◆ YOUR OBJECTIVE ◆
Print the passage of the discussion of Wanda and Vision between "FROM THE PAGE" and "our final act.", inclusive.

To go back to the snap… Vision was one character who was noticeably absent from the Endgame big show, assumedly he was killed prior to the snap. So, someone has brought him back to live in this simulation, and Wanda’s past traumas are invading the perfect simulation as we slowly travel through the decades of American television. I feel like the post-script on Episode 1 is showing that whoever is running the simulation, it isn’t Wanda… but I do have a feeling she had agency at some point, and made a metaphorical devil’s bargain to live with Vision again.
FROM THE PAGE TO THE SILVER SCREEN
CD: Which leads us back to some of the comics threads that I am desperately hoping that they don’t pull on. A lot of Wanda’s most well-known stories strip her of her agency and push the idea that a woman with a mental illness or one that’s suffering from trauma is ultimately unstable and incapable of taking care of herself or others. Wanda, specifically, was driven to a mental break because her children were taken from her, and her friends covered up the fact that anything bad had happened at all. Some damn friends. Let’s chat about comics as our final act.
MZ: Yes. Especially because at the end of the second episode, Wanda magically becomes pregnant.
So, if Agnes isn’t Agatha Harkness, the witch that in comics canon is first Wanda’s mentor and later the ghost haunting her idyllic construct-world, I’m pretty sure the entire comics community will eat their collective hat.

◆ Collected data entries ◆
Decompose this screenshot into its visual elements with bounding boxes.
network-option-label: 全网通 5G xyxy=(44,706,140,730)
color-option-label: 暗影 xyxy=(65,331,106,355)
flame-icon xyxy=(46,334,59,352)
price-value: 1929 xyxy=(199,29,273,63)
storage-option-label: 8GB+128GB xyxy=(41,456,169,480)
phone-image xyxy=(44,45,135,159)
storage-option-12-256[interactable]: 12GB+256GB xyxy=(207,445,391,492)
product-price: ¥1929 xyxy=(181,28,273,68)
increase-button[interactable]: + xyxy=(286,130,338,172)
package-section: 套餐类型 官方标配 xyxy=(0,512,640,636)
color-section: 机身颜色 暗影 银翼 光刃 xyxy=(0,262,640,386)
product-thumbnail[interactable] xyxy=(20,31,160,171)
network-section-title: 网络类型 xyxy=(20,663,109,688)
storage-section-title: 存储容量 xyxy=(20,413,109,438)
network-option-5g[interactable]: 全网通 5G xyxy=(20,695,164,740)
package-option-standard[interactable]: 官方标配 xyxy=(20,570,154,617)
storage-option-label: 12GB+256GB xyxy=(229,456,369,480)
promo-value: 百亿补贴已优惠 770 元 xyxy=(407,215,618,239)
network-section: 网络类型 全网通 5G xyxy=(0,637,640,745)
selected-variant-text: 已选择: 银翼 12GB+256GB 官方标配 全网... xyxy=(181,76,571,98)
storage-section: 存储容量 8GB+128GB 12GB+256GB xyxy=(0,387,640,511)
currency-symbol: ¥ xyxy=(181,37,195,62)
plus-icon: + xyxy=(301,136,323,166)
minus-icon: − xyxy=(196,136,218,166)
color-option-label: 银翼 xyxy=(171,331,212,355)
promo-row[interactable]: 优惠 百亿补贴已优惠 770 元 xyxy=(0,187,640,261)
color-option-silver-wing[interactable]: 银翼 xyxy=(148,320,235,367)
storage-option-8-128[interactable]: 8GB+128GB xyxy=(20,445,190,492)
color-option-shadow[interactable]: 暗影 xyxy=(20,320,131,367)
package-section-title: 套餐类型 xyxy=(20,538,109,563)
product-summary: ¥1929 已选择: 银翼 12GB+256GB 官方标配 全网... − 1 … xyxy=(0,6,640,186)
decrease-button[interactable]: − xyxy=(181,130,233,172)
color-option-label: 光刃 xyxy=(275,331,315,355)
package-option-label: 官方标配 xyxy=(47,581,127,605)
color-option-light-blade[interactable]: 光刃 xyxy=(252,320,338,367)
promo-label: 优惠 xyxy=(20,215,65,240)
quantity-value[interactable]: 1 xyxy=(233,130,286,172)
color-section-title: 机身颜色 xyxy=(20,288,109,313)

◆ OUTPUT FOR THIS TASK ◆
FROM THE PAGE TO THE SILVER SCREEN
CD: Which leads us back to some of the comics threads that I am desperately hoping that they don’t pull on. A lot of Wanda’s most well-known stories strip her of her agency and push the idea that a woman with a mental illness or one that’s suffering from trauma is ultimately unstable and incapable of taking care of herself or others. Wanda, specifically, was driven to a mental break because her children were taken from her, and her friends covered up the fact that anything bad had happened at all. Some damn friends. Let’s chat about comics as our final act.